(Recorded data)
■ ■ ■ ■
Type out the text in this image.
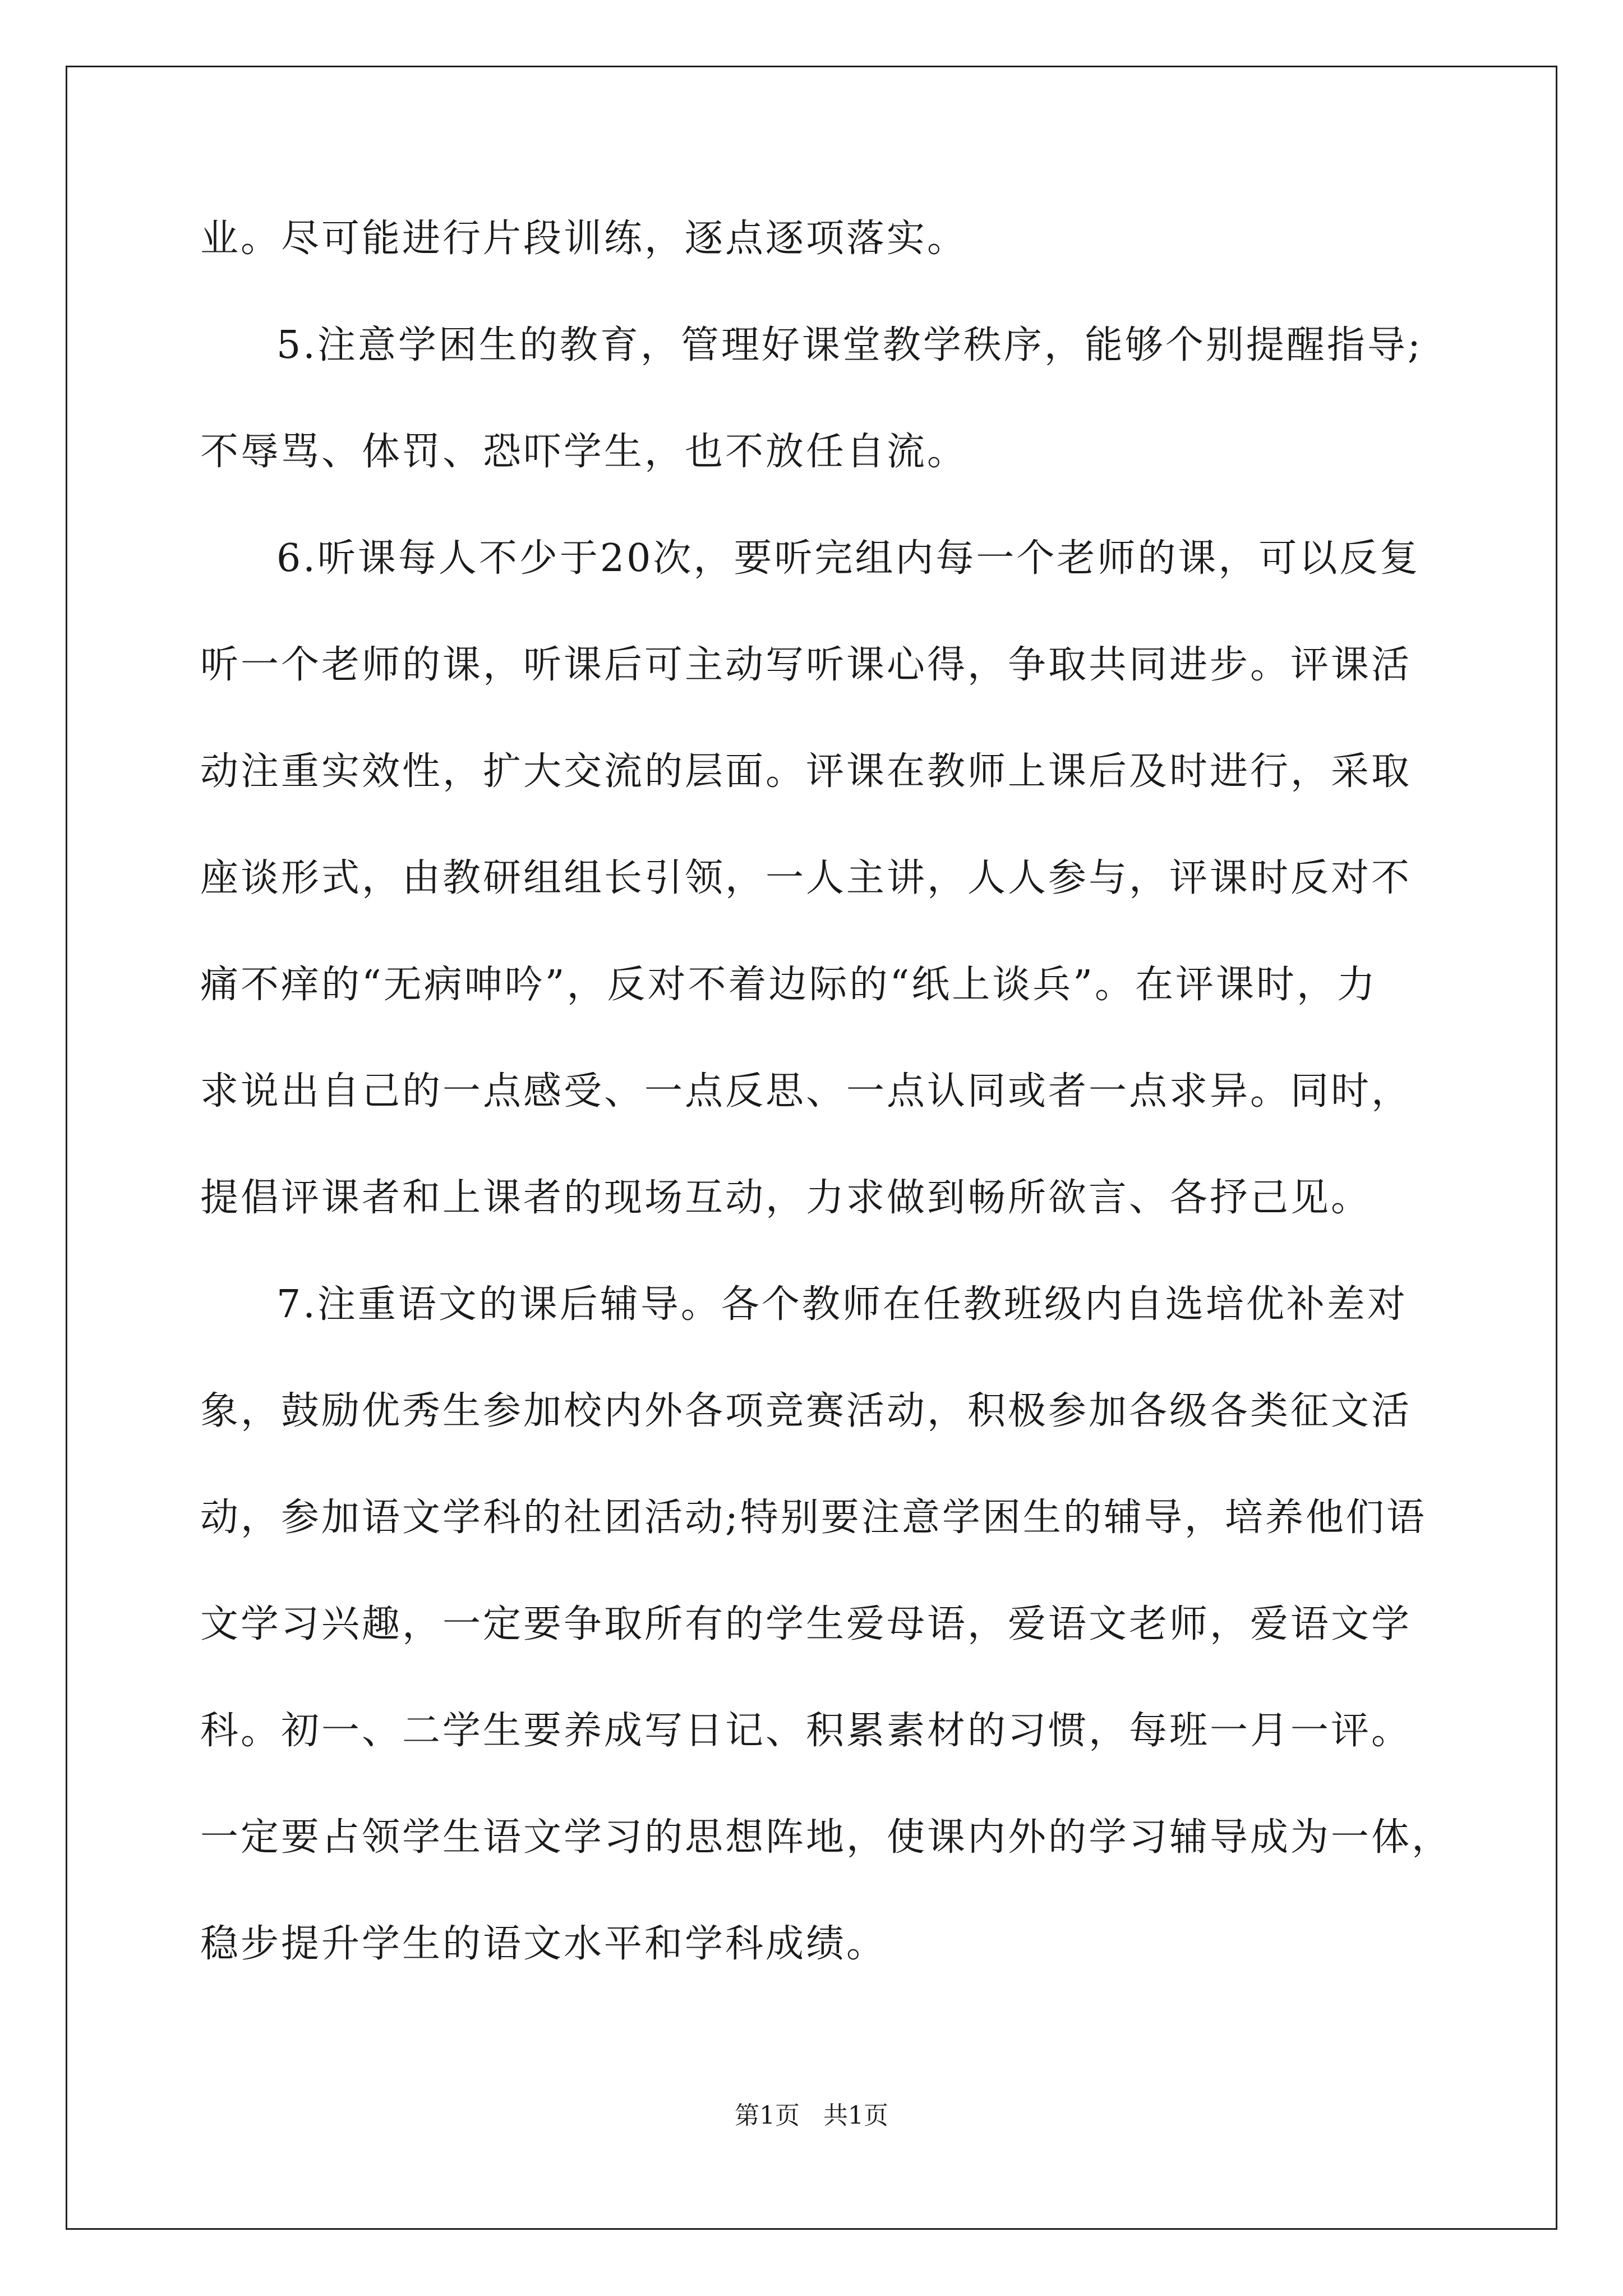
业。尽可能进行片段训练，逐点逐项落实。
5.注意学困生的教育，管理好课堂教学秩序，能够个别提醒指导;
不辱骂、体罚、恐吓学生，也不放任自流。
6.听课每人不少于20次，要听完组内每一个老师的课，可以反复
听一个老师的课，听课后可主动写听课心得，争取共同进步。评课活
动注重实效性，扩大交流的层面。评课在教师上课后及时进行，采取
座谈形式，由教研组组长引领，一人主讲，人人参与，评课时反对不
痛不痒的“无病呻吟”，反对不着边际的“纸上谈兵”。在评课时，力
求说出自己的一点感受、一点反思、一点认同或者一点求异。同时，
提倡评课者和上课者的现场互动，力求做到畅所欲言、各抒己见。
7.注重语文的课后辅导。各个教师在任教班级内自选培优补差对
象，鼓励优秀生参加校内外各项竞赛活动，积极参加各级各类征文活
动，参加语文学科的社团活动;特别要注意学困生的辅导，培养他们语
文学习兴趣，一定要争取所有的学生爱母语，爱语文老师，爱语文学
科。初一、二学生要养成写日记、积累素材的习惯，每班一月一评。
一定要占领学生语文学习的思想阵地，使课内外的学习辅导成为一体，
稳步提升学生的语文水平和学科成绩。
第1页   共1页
■ ■ ■ ■
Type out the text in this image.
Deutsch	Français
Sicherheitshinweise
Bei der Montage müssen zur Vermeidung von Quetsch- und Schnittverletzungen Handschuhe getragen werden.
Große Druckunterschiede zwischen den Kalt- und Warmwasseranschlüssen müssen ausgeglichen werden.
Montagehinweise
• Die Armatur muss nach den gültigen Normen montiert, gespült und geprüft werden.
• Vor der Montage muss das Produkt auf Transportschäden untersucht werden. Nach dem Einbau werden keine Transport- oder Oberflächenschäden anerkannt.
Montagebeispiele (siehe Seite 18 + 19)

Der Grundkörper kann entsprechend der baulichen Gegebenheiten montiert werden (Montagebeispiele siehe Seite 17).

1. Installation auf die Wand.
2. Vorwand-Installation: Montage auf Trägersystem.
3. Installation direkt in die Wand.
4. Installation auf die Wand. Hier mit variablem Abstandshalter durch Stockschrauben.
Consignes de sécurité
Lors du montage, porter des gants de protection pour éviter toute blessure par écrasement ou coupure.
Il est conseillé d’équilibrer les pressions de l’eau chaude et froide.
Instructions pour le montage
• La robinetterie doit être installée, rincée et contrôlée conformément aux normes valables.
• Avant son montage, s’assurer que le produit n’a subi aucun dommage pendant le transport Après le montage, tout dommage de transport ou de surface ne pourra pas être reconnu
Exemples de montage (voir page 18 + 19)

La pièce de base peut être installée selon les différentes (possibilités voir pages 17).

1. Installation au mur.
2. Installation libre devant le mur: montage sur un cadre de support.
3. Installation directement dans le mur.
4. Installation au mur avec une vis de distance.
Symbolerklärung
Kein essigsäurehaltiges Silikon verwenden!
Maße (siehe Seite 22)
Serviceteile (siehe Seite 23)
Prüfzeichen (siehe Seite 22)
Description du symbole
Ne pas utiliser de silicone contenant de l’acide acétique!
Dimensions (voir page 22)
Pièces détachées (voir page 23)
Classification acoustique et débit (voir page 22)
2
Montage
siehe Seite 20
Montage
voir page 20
■ ■ ■ ■
* _What you are asked to do_
Within the material above, find the lines that contain the word "muss"; copy them.

* _Written solution_
• Die Armatur muss nach den gültigen Normen montiert, gespült und geprüft werden.
• Vor der Montage muss das Produkt auf Transportschäden untersucht werden. Nach dem Einbau werden keine Transport- oder Oberflächenschäden anerkannt.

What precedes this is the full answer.